## Exercise
Reproduce each record below exactly as written.

## begin

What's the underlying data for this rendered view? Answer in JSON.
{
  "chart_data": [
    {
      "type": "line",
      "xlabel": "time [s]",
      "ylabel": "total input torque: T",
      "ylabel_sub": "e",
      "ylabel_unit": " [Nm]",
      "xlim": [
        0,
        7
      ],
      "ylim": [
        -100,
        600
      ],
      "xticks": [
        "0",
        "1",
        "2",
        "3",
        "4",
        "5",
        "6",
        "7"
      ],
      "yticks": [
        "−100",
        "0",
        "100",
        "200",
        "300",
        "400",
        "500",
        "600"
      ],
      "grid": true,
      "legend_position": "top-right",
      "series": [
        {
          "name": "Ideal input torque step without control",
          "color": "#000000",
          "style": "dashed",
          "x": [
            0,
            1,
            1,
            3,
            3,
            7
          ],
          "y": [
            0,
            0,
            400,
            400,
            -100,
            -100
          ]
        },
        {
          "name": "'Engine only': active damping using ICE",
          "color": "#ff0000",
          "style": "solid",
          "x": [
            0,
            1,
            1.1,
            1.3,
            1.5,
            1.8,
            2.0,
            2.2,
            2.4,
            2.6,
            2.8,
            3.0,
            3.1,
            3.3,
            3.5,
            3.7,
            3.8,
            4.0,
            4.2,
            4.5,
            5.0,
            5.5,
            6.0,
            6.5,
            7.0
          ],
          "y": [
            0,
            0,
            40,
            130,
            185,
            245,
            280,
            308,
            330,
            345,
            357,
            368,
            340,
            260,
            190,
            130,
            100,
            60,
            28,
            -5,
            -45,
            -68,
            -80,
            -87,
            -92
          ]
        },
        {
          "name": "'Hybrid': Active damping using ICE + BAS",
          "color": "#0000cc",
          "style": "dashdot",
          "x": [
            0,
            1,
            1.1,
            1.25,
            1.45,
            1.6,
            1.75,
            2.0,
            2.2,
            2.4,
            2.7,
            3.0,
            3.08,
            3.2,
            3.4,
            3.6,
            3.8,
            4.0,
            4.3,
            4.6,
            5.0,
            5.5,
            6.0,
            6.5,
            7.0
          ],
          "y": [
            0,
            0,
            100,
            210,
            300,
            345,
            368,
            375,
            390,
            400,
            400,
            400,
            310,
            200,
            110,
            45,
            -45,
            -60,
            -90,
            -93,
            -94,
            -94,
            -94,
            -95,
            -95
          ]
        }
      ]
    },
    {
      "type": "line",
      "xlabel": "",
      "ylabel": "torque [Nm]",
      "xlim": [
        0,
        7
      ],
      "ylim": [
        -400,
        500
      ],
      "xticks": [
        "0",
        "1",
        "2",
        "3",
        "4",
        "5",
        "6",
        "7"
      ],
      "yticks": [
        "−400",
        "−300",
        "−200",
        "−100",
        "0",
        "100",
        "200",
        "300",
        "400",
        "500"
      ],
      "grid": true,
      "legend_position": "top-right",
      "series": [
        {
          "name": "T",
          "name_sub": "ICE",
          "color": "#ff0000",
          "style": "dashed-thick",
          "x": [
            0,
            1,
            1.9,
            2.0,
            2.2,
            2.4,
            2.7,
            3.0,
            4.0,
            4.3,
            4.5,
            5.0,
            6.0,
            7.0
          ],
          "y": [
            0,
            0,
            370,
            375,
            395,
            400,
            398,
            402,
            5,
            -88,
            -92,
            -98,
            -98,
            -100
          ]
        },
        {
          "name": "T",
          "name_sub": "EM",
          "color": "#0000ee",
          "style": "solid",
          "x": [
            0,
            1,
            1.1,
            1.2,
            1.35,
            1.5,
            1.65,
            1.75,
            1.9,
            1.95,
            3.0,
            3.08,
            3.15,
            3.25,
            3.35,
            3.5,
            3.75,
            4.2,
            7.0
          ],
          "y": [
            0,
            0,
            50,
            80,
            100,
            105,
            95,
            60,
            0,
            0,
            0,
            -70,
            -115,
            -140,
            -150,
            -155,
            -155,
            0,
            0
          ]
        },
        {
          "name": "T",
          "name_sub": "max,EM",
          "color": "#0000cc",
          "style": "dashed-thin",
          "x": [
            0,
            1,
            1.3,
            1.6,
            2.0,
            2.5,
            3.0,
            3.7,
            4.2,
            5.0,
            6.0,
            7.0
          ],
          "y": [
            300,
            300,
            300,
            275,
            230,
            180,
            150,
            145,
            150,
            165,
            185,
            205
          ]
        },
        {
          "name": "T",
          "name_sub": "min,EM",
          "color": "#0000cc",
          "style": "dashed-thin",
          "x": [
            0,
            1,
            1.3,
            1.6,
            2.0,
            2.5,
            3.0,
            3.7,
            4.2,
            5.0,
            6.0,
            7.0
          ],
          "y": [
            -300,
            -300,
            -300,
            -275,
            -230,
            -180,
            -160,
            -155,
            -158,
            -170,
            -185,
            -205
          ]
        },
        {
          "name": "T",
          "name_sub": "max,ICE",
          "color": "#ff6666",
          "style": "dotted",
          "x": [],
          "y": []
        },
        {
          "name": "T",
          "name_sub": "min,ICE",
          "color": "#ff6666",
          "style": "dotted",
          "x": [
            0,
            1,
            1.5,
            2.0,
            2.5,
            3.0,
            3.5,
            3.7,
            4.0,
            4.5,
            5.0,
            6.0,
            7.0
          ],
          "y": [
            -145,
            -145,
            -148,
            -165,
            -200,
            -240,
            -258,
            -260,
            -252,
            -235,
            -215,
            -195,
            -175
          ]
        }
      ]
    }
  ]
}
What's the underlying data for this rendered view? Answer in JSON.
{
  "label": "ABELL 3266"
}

## end

## Written answer
What's the underlying data for this rendered view? Answer in JSON.
{
  "chart_data": [
    {
      "type": "line",
      "xlabel": "time [s]",
      "ylabel": "total input torque: T",
      "ylabel_sub": "e",
      "ylabel_unit": " [Nm]",
      "xlim": [
        0,
        7
      ],
      "ylim": [
        -100,
        600
      ],
      "xticks": [
        "0",
        "1",
        "2",
        "3",
        "4",
        "5",
        "6",
        "7"
      ],
      "yticks": [
        "−100",
        "0",
        "100",
        "200",
        "300",
        "400",
        "500",
        "600"
      ],
      "grid": true,
      "legend_position": "top-right",
      "series": [
        {
          "name": "Ideal input torque step without control",
          "color": "#000000",
          "style": "dashed",
          "x": [
            0,
            1,
            1,
            3,
            3,
            7
          ],
          "y": [
            0,
            0,
            400,
            400,
            -100,
            -100
          ]
        },
        {
          "name": "'Engine only': active damping using ICE",
          "color": "#ff0000",
          "style": "solid",
          "x": [
            0,
            1,
            1.1,
            1.3,
            1.5,
            1.8,
            2.0,
            2.2,
            2.4,
            2.6,
            2.8,
            3.0,
            3.1,
            3.3,
            3.5,
            3.7,
            3.8,
            4.0,
            4.2,
            4.5,
            5.0,
            5.5,
            6.0,
            6.5,
            7.0
          ],
          "y": [
            0,
            0,
            40,
            130,
            185,
            245,
            280,
            308,
            330,
            345,
            357,
            368,
            340,
            260,
            190,
            130,
            100,
            60,
            28,
            -5,
            -45,
            -68,
            -80,
            -87,
            -92
          ]
        },
        {
          "name": "'Hybrid': Active damping using ICE + BAS",
          "color": "#0000cc",
          "style": "dashdot",
          "x": [
            0,
            1,
            1.1,
            1.25,
            1.45,
            1.6,
            1.75,
            2.0,
            2.2,
            2.4,
            2.7,
            3.0,
            3.08,
            3.2,
            3.4,
            3.6,
            3.8,
            4.0,
            4.3,
            4.6,
            5.0,
            5.5,
            6.0,
            6.5,
            7.0
          ],
          "y": [
            0,
            0,
            100,
            210,
            300,
            345,
            368,
            375,
            390,
            400,
            400,
            400,
            310,
            200,
            110,
            45,
            -45,
            -60,
            -90,
            -93,
            -94,
            -94,
            -94,
            -95,
            -95
          ]
        }
      ]
    },
    {
      "type": "line",
      "xlabel": "",
      "ylabel": "torque [Nm]",
      "xlim": [
        0,
        7
      ],
      "ylim": [
        -400,
        500
      ],
      "xticks": [
        "0",
        "1",
        "2",
        "3",
        "4",
        "5",
        "6",
        "7"
      ],
      "yticks": [
        "−400",
        "−300",
        "−200",
        "−100",
        "0",
        "100",
        "200",
        "300",
        "400",
        "500"
      ],
      "grid": true,
      "legend_position": "top-right",
      "series": [
        {
          "name": "T",
          "name_sub": "ICE",
          "color": "#ff0000",
          "style": "dashed-thick",
          "x": [
            0,
            1,
            1.9,
            2.0,
            2.2,
            2.4,
            2.7,
            3.0,
            4.0,
            4.3,
            4.5,
            5.0,
            6.0,
            7.0
          ],
          "y": [
            0,
            0,
            370,
            375,
            395,
            400,
            398,
            402,
            5,
            -88,
            -92,
            -98,
            -98,
            -100
          ]
        },
        {
          "name": "T",
          "name_sub": "EM",
          "color": "#0000ee",
          "style": "solid",
          "x": [
            0,
            1,
            1.1,
            1.2,
            1.35,
            1.5,
            1.65,
            1.75,
            1.9,
            1.95,
            3.0,
            3.08,
            3.15,
            3.25,
            3.35,
            3.5,
            3.75,
            4.2,
            7.0
          ],
          "y": [
            0,
            0,
            50,
            80,
            100,
            105,
            95,
            60,
            0,
            0,
            0,
            -70,
            -115,
            -140,
            -150,
            -155,
            -155,
            0,
            0
          ]
        },
        {
          "name": "T",
          "name_sub": "max,EM",
          "color": "#0000cc",
          "style": "dashed-thin",
          "x": [
            0,
            1,
            1.3,
            1.6,
            2.0,
            2.5,
            3.0,
            3.7,
            4.2,
            5.0,
            6.0,
            7.0
          ],
          "y": [
            300,
            300,
            300,
            275,
            230,
            180,
            150,
            145,
            150,
            165,
            185,
            205
          ]
        },
        {
          "name": "T",
          "name_sub": "min,EM",
          "color": "#0000cc",
          "style": "dashed-thin",
          "x": [
            0,
            1,
            1.3,
            1.6,
            2.0,
            2.5,
            3.0,
            3.7,
            4.2,
            5.0,
            6.0,
            7.0
          ],
          "y": [
            -300,
            -300,
            -300,
            -275,
            -230,
            -180,
            -160,
            -155,
            -158,
            -170,
            -185,
            -205
          ]
        },
        {
          "name": "T",
          "name_sub": "max,ICE",
          "color": "#ff6666",
          "style": "dotted",
          "x": [],
          "y": []
        },
        {
          "name": "T",
          "name_sub": "min,ICE",
          "color": "#ff6666",
          "style": "dotted",
          "x": [
            0,
            1,
            1.5,
            2.0,
            2.5,
            3.0,
            3.5,
            3.7,
            4.0,
            4.5,
            5.0,
            6.0,
            7.0
          ],
          "y": [
            -145,
            -145,
            -148,
            -165,
            -200,
            -240,
            -258,
            -260,
            -252,
            -235,
            -215,
            -195,
            -175
          ]
        }
      ]
    }
  ]
}
What's the underlying data for this rendered view? Answer in JSON.
{
  "label": "ABELL 3266"
}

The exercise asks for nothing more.